**Gegeven opdracht 1:** Op welke datum vond volgens het aangeleverde fragment de tweede mondelinge behandeling van de zaak plaats?

Home

Gerechtshof 's-Gravenhage, 24-02-2004, AO6004, BK-01/02320

Gerechtshof 's-Gravenhage, 24-02-2004, AO6004, BK-01/02320

Gegevens

Instantie
Gerechtshof 's-Gravenhage
Datum uitspraak
24 februari 2004
Datum publicatie
22 maart 2004
ECLI
ECLI:NL:GHSGR:2004:AO6004
Zaaknummer
BK-01/02320
Relevante informatie
Gemeentewet [Tekst geldig vanaf 31-01-2024] art. 229, Wet op de Ruimtelijke Ordening [Tekst geldig vanaf 01-07-2008] [Regeling ingetrokken per 2008-07-01] art. 19

Inhoudsindicatie

leges bouwvergunning 2000. Terecht geheven wegens aanvraag ontheffing ex art. 19 WRO?

Uitspraak

GERECHTSHOF TE 's-GRAVENHAGE

eerste enkelvoudige belastingkamer

24 februari 2004

nummer BK-01/02320

PROCES-VERBAAL

van de mondelinge uitspraak op het beroep van de Gereformeerde Kerk X te Z tegen de uitspraak van de heffingsambtenaar van de gemeente Zwijndrecht (hierna: de Inspecteur), op het bezwaarschrift van belanghebbende tegen de bij schriftelijke kennisgeving van 7 februari 2001 door deze gemeente van haar gevorderde leges.

De eerste mondelinge behandeling van de zaak heeft plaatsgehad ter zitting van het Gerechtshof van 6 juni 2002, gehouden te Den Haag. Aldaar zijn verschenen A en B namens belanghebbende alsmede namens de Inspecteur mr. C. De tweede mondelinge behandeling van de zaak heeft plaatsgehad ter zitting van het Gerechtshof van 10 februari 2004, gehouden te Den Haag. Partijen hebben voorafgaande aan de mondelinge behandeling meegedeeld niet te zullen verschijnen.

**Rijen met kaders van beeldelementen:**
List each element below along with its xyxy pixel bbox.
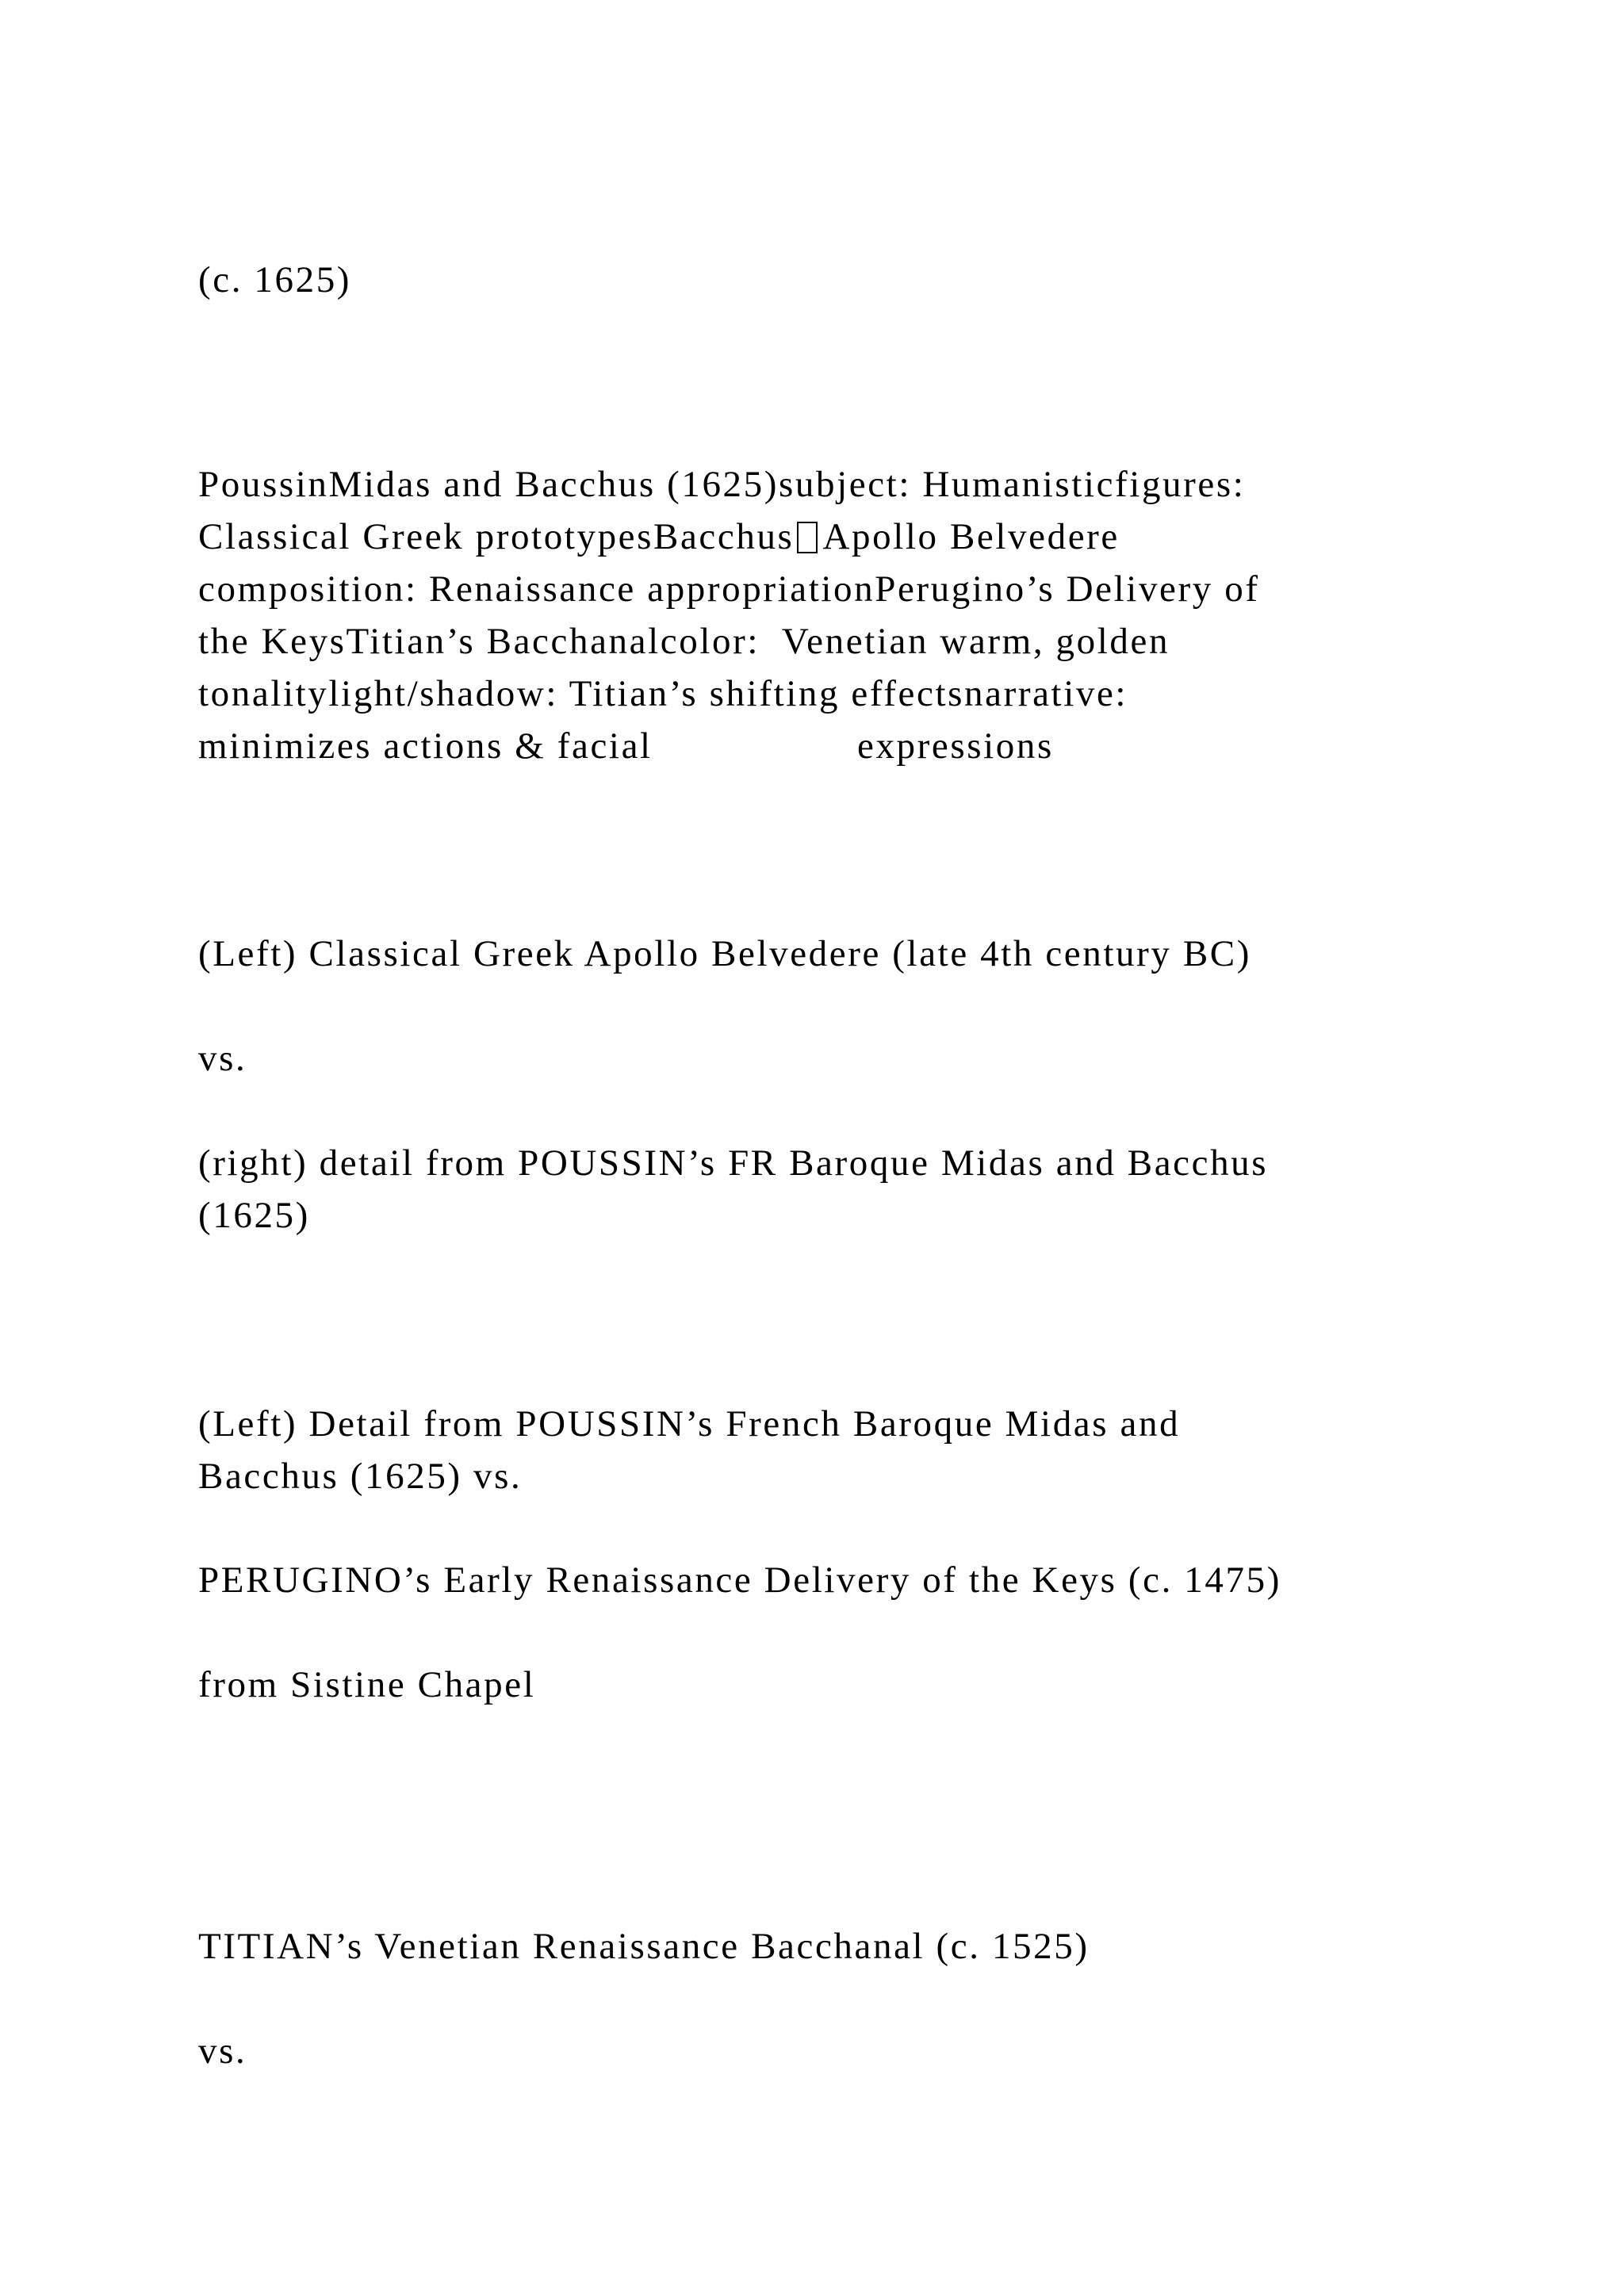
text-line: TITIAN’s Venetian Renaissance Bacchanal (c. 1525) [198,1926,1090,1967]
text-line: the KeysTitian’s Bacchanalcolor: Venetian warm, golden [198,621,1170,662]
poussin-french-caption [198,1398,1467,1502]
text-line: (Left) Classical Greek Apollo Belvedere (late 4th century BC) [198,933,1251,974]
missing-glyph-icon [797,522,818,553]
vs-separator [198,2025,1467,2077]
text-line: tonalitylight/shadow: Titian’s shifting effectsnarrative: [198,673,1128,714]
vs-separator [198,1032,1467,1085]
perugino-caption [198,1554,1467,1606]
date-line [198,254,1467,306]
poussin-notes-paragraph [198,458,1467,772]
text-line: composition: Renaissance appropriationPerugino’s Delivery of [198,568,1260,610]
text-line: (1625) [198,1195,310,1236]
text-line: PoussinMidas and Bacchus (1625)subject: Humanisticfigures: [198,464,1246,505]
text-segment: Apollo Belvedere [822,516,1120,557]
text-line: from Sistine Chapel [198,1664,536,1705]
text-line [198,511,1467,563]
sistine-chapel-line [198,1659,1467,1711]
text-line: minimizes actions & facial expressions [198,725,1054,767]
text-line: vs. [198,2030,247,2072]
text-line: (c. 1625) [198,259,352,300]
text-line: (Left) Detail from POUSSIN’s French Baroque Midas and [198,1403,1181,1445]
text-segment: Classical Greek prototypesBacchus [198,516,795,557]
apollo-caption [198,928,1467,980]
text-line: (right) detail from POUSSIN’s FR Baroque Midas and Bacchus [198,1142,1269,1184]
poussin-detail-caption [198,1137,1467,1242]
text-line: vs. [198,1038,247,1079]
text-line: Bacchus (1625) vs. [198,1456,523,1497]
text-line: PERUGINO’s Early Renaissance Delivery of the Keys (c. 1475) [198,1559,1281,1601]
titian-caption [198,1920,1467,1973]
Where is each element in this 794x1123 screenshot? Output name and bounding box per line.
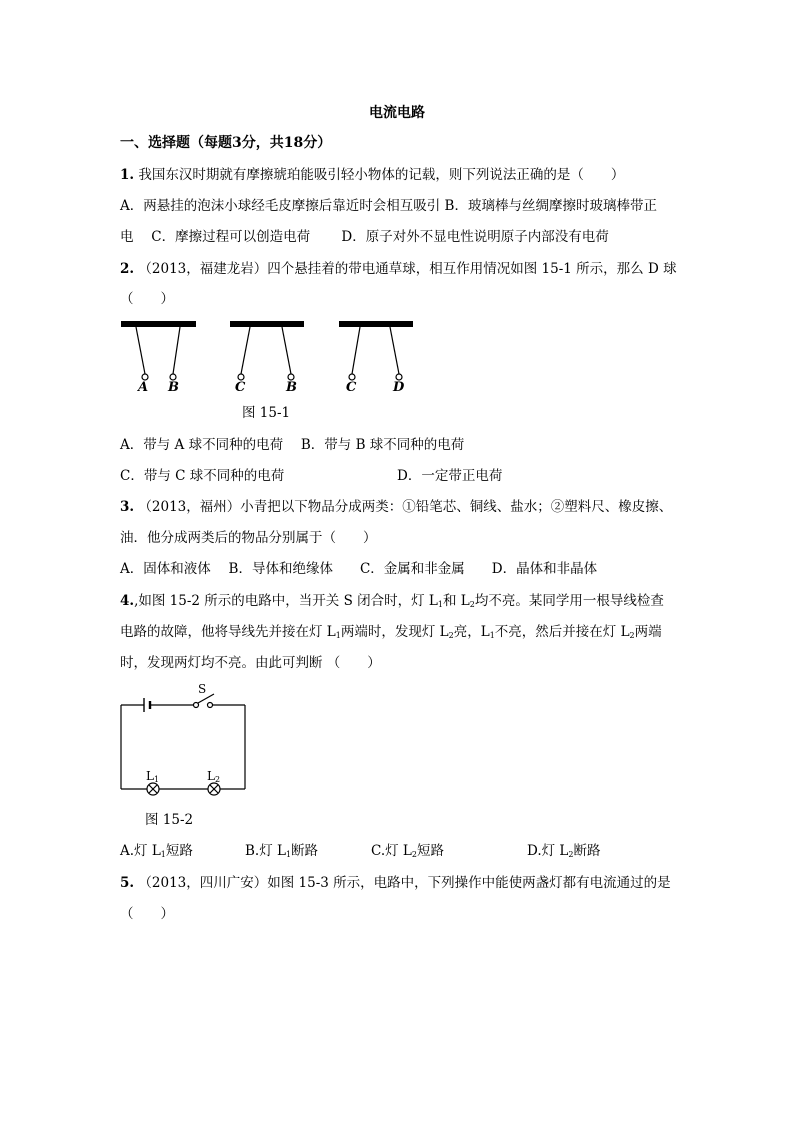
q4-opt-a-tail: 短路	[165, 843, 193, 859]
q2-options-ab: A．带与 A 球不同种的电荷 B．带与 B 球不同种的电荷	[120, 437, 465, 453]
q4-option-c	[371, 842, 444, 860]
q5-number: 5.	[120, 875, 135, 891]
q4-text-2e: 两端	[634, 624, 662, 640]
q3-stem-line2: 油．他分成两类后的物品分别属于（ ）	[120, 530, 377, 546]
lamp-l1-label	[146, 767, 159, 785]
sub-1: 1	[437, 600, 443, 609]
q4-opt-c-tail: 短路	[417, 843, 444, 859]
q4-opt-d-text: D.灯 L	[527, 843, 569, 859]
q2-number: 2.	[120, 261, 135, 277]
ball-label-d: D	[393, 380, 405, 395]
sub-2: 2	[214, 775, 221, 784]
q4-option-a	[120, 842, 193, 860]
q1-options-line2: 电 C．摩擦过程可以创造电荷 D．原子对外不显电性说明原子内部没有电荷	[120, 229, 609, 245]
ball-label-a: A	[138, 380, 149, 395]
sub-1: 1	[335, 631, 341, 640]
q4-text-1c: 均不亮。某同学用一根导线检查	[474, 593, 664, 609]
q3-text: （2013，福州）小青把以下物品分成两类：①铅笔芯、铜线、盐水；②塑料尺、橡皮擦、	[138, 499, 673, 515]
sub-2: 2	[629, 631, 635, 640]
q1-number: 1.	[120, 167, 135, 183]
ball-label-c2: C	[346, 380, 357, 395]
q5-stem	[120, 874, 671, 892]
lamp-l2-letter: L	[207, 769, 215, 783]
q4-number: 4.	[120, 593, 135, 609]
q2-stem-blank: （ ）	[120, 291, 174, 307]
q1-text: 我国东汉时期就有摩擦琥珀能吸引轻小物体的记载，则下列说法正确的是（ ）	[138, 167, 625, 183]
sub-1: 1	[489, 631, 495, 640]
sub-2: 2	[469, 600, 475, 609]
doc-title: 电流电路	[369, 105, 425, 121]
q4-opt-b-tail: 断路	[291, 843, 319, 859]
sub-2: 2	[411, 850, 417, 859]
switch-contact-1	[194, 703, 199, 708]
sub-1: 1	[285, 850, 292, 859]
q4-text-1b: 和 L	[442, 593, 470, 609]
q3-options: A．固体和液体 B．导体和绝缘体 C．金属和非金属 D．晶体和非晶体	[120, 561, 598, 577]
switch-label: S	[198, 682, 207, 696]
q4-stem-line3: 时，发现两灯均不亮。由此可判断 （ ）	[120, 655, 381, 671]
q4-text-2b: 两端时，发现灯 L	[340, 624, 449, 640]
q4-text-2d: 不亮，然后并接在灯 L	[494, 624, 630, 640]
q4-opt-d-tail: 断路	[573, 843, 601, 859]
section-heading: 一、选择题（每题3分，共18分）	[120, 135, 332, 151]
q4-option-b	[245, 842, 318, 860]
q4-opt-a-text: A.灯 L	[120, 843, 161, 859]
figure-15-2-caption: 图 15-2	[145, 812, 194, 828]
q4-text-1a: ,如图 15-2 所示的电路中，当开关 S 闭合时，灯 L	[134, 593, 438, 609]
q4-option-d	[527, 842, 600, 860]
q5-text: （2013，四川广安）如图 15-3 所示，电路中，下列操作中能使两盏灯都有电流通过的是	[138, 875, 671, 891]
sub-1: 1	[160, 850, 166, 859]
q2-option-c: C．带与 C 球不同种的电荷	[120, 468, 285, 484]
q4-text-2a: 电路的故障，他将导线先并接在灯 L	[120, 624, 336, 640]
q2-option-d: D．一定带正电荷	[397, 468, 503, 484]
q4-opt-b-text: B.灯 L	[245, 843, 286, 859]
q4-opt-c-text: C.灯 L	[371, 843, 412, 859]
ball-label-c: C	[235, 380, 246, 395]
lamp-l2-label	[207, 767, 220, 785]
sub-2: 2	[568, 850, 574, 859]
lamp-l1-letter: L	[146, 769, 154, 783]
figure-15-1-caption: 图 15-1	[242, 405, 291, 421]
ball-label-b: B	[168, 380, 179, 395]
q1-options-line1: A．两悬挂的泡沫小球经毛皮摩擦后靠近时会相互吸引 B．玻璃棒与丝绸摩擦时玻璃棒带正	[120, 198, 657, 214]
ball-label-b2: B	[286, 380, 297, 395]
sub-2: 2	[448, 631, 454, 640]
q3-number: 3.	[120, 499, 135, 515]
q5-stem-blank: （ ）	[120, 906, 174, 922]
q2-text: （2013，福建龙岩）四个悬挂着的带电通草球，相互作用情况如图 15-1 所示，那么 D 球	[138, 261, 677, 277]
switch-contact-2	[208, 703, 213, 708]
sub-1: 1	[153, 775, 160, 784]
q4-text-2c: 亮，L	[453, 624, 490, 640]
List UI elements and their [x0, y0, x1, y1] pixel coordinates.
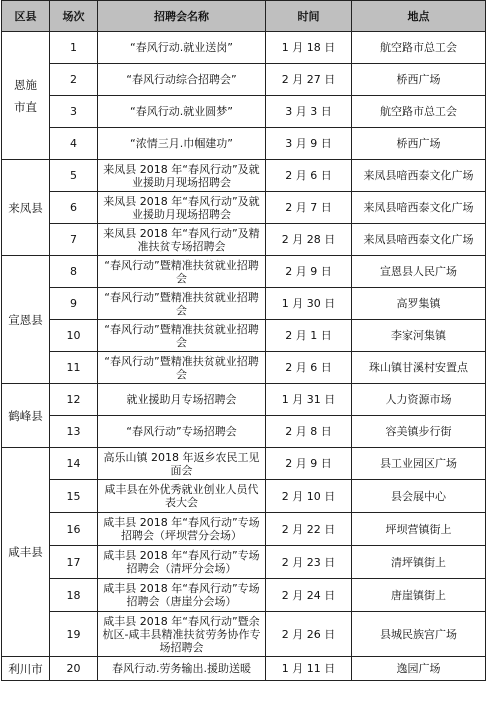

**Gegeven opdracht 2:** Neem uit de rijen alles letterlijk over, van de regel met "843, 193, 859]" tot en met de regel met "843, 286, 859]".

**Eindantwoord 1:** Op 10 februari 2004.

**Eindantwoord 2:**
q4-opt-a-tail: 短路	[165, 843, 193, 859]
q2-options-ab: A．带与 A 球不同种的电荷 B．带与 B 球不同种的电荷	[120, 437, 465, 453]
q4-option-c	[371, 842, 444, 860]
q5-number: 5.	[120, 875, 135, 891]
q4-text-2e: 两端	[634, 624, 662, 640]
q3-stem-line2: 油．他分成两类后的物品分别属于（ ）	[120, 530, 377, 546]
lamp-l1-label	[146, 767, 159, 785]
sub-1: 1	[437, 600, 443, 609]
q4-opt-c-tail: 短路	[417, 843, 444, 859]
q4-opt-d-text: D.灯 L	[527, 843, 569, 859]
q2-number: 2.	[120, 261, 135, 277]
ball-label-d: D	[393, 380, 405, 395]
sub-2: 2	[214, 775, 221, 784]
q4-option-a	[120, 842, 193, 860]
q1-options-line2: 电 C．摩擦过程可以创造电荷 D．原子对外不显电性说明原子内部没有电荷	[120, 229, 609, 245]
ball-label-a: A	[138, 380, 149, 395]
sub-1: 1	[335, 631, 341, 640]
q4-text-1c: 均不亮。某同学用一根导线检查	[474, 593, 664, 609]
q3-text: （2013，福州）小青把以下物品分成两类：①铅笔芯、铜线、盐水；②塑料尺、橡皮擦、	[138, 499, 673, 515]
sub-2: 2	[629, 631, 635, 640]
q1-number: 1.	[120, 167, 135, 183]
ball-label-c2: C	[346, 380, 357, 395]
q5-stem	[120, 874, 671, 892]
lamp-l2-letter: L	[207, 769, 215, 783]
q4-number: 4.	[120, 593, 135, 609]
q2-stem-blank: （ ）	[120, 291, 174, 307]
q1-text: 我国东汉时期就有摩擦琥珀能吸引轻小物体的记载，则下列说法正确的是（ ）	[138, 167, 625, 183]
sub-1: 1	[489, 631, 495, 640]
sub-2: 2	[469, 600, 475, 609]
doc-title: 电流电路	[369, 105, 425, 121]
q4-opt-b-tail: 断路	[291, 843, 319, 859]
sub-2: 2	[411, 850, 417, 859]
switch-contact-1	[194, 703, 199, 708]
sub-1: 1	[285, 850, 292, 859]
q4-text-1b: 和 L	[442, 593, 470, 609]
q3-options: A．固体和液体 B．导体和绝缘体 C．金属和非金属 D．晶体和非晶体	[120, 561, 598, 577]
switch-label: S	[198, 682, 207, 696]
q4-stem-line3: 时，发现两灯均不亮。由此可判断 （ ）	[120, 655, 381, 671]
q4-text-2b: 两端时，发现灯 L	[340, 624, 449, 640]
q4-text-2d: 不亮，然后并接在灯 L	[494, 624, 630, 640]
q4-opt-d-tail: 断路	[573, 843, 601, 859]
section-heading: 一、选择题（每题3分，共18分）	[120, 135, 332, 151]
q4-option-b	[245, 842, 318, 860]
q4-opt-a-text: A.灯 L	[120, 843, 161, 859]
figure-15-2-caption: 图 15-2	[145, 812, 194, 828]
q4-text-1a: ,如图 15-2 所示的电路中，当开关 S 闭合时，灯 L	[134, 593, 438, 609]
q4-option-d	[527, 842, 600, 860]
q5-text: （2013，四川广安）如图 15-3 所示，电路中，下列操作中能使两盏灯都有电流通过的是	[138, 875, 671, 891]
sub-1: 1	[160, 850, 166, 859]
q2-option-c: C．带与 C 球不同种的电荷	[120, 468, 285, 484]
q4-text-2a: 电路的故障，他将导线先并接在灯 L	[120, 624, 336, 640]
q2-option-d: D．一定带正电荷	[397, 468, 503, 484]
q4-opt-b-text: B.灯 L	[245, 843, 286, 859]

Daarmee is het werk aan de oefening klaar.